Vorliegender Text
*****

Die offensive Außenpolitik zahlt sich nach Auffassung der Russen durch einen größeren Einfluss des Landes in der Welt aus: Knapp drei Viertel der Befragten (72 Prozent) gaben an, dass Russland international eine größere Rolle spiele als vor zehn Jahren. 2017 hatten das nur 59 Prozent geglaubt.
Inflation gilt als größtes Problem
Trotz der kontinuierlichen Einschränkung der Grundrechte, zu der es seit Beginn der dritten Amtszeit Präsident Putins im Jahr 2012 kam, ist eine knappe Mehrheit der Russen (57 Prozent) mit dem Lauf der Dinge in ihrem Land zufrieden. 40 Prozent zeigten sich von der allgemeinen Entwicklung allerdings enttäuscht.
Der prinzipiellen Zufriedenheit steht zudem eine weit verbreitete Skepsis bei einzelnen Problemfeldern gegenüber, wie Pew ermittelte. So beurteilten viele Russen die wirtschaftliche Lage des Landes negativ. Vor allem die Inflation sei ein "sehr großes Problem", gaben 69 Prozent der Befragten an. 57 Prozent kritisieren die Spaltung der Gesellschaft in arm und reich und noch mehr Menschen (59 Prozent) bemängeln die weitverbreitete Korruption der politischen Klasse.

*****

Gestellte Aufgabe A
Fasse im Text über die Meinung der Russen oben den Absatz, der mit „Der prinzipiellen Zufriedenheit“ beginnt, als kurze Stichpunktliste zusammen.
Gestellte Aufgabe B
Führe den Text über die Meinung der Russen oben im Anschluss an seinen letzten Satz weiter.

Bereitgestellte Daten
*****

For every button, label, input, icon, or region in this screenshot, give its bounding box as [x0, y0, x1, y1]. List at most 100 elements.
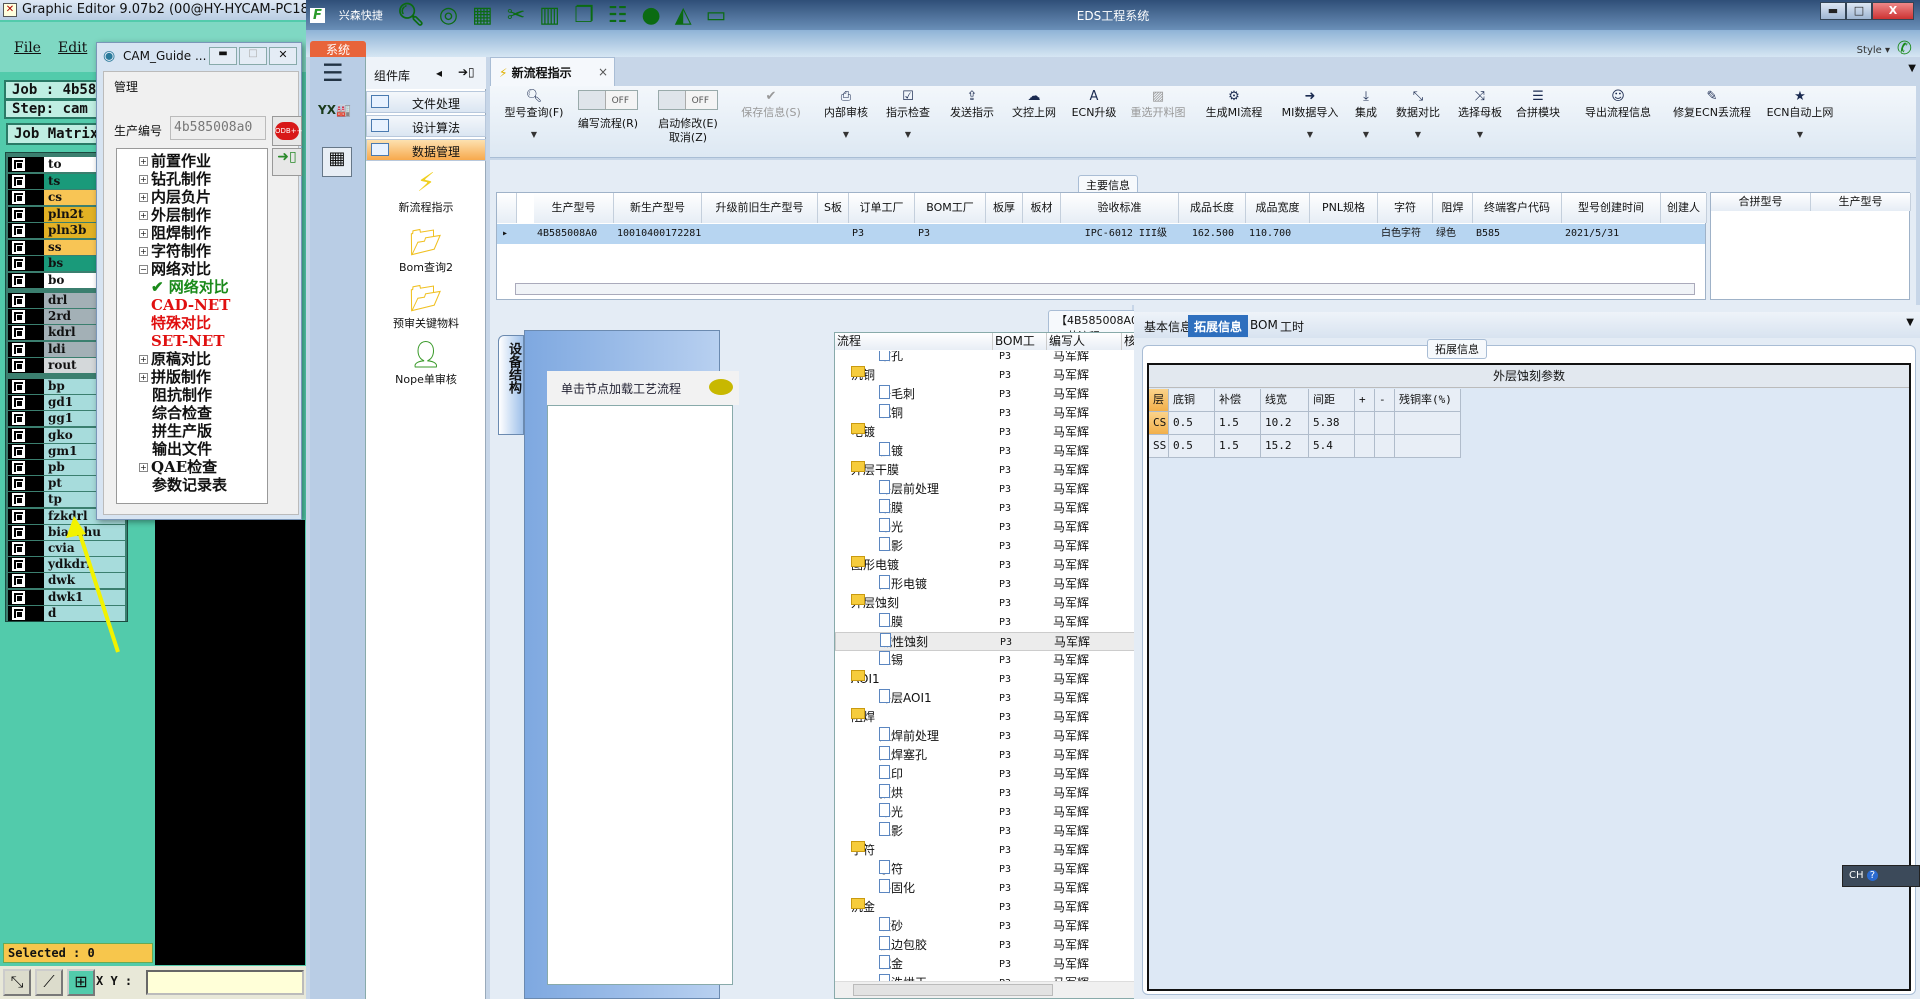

*****

Ergebnis A
- Trotz grundsätzlicher Zufriedenheit sehen viele Russen laut Pew einzelne Problemfelder skeptisch.
- Die wirtschaftliche Lage des Landes wird häufig negativ beurteilt.
- 69 Prozent halten die Inflation für ein „sehr großes Problem“.
- 59 Prozent bemängeln die weitverbreitete Korruption der politischen Klasse.
- 57 Prozent kritisieren die Spaltung der Gesellschaft in Arm und Reich.

Ergebnis B
Das allgemeine Sicherheitsgefühl ist allerdings gewachsen. Benannten im vergangenen Jahr noch 52 Prozent der Russen die Kriminalität als drängendes Problem, sind es inzwischen nur noch 39 Prozent. Und während zuletzt phasenweise der Eindruck entstand, die Deutschen sorgten sich ausschließlich um die Überfremdung ihrer Heimat durch zu viele Einwanderer und Flüchtlinge, sind die Russen an dem Punkt ziemlich entspannt: Nur 26 Prozent bezeichneten die Migration als ein Problem.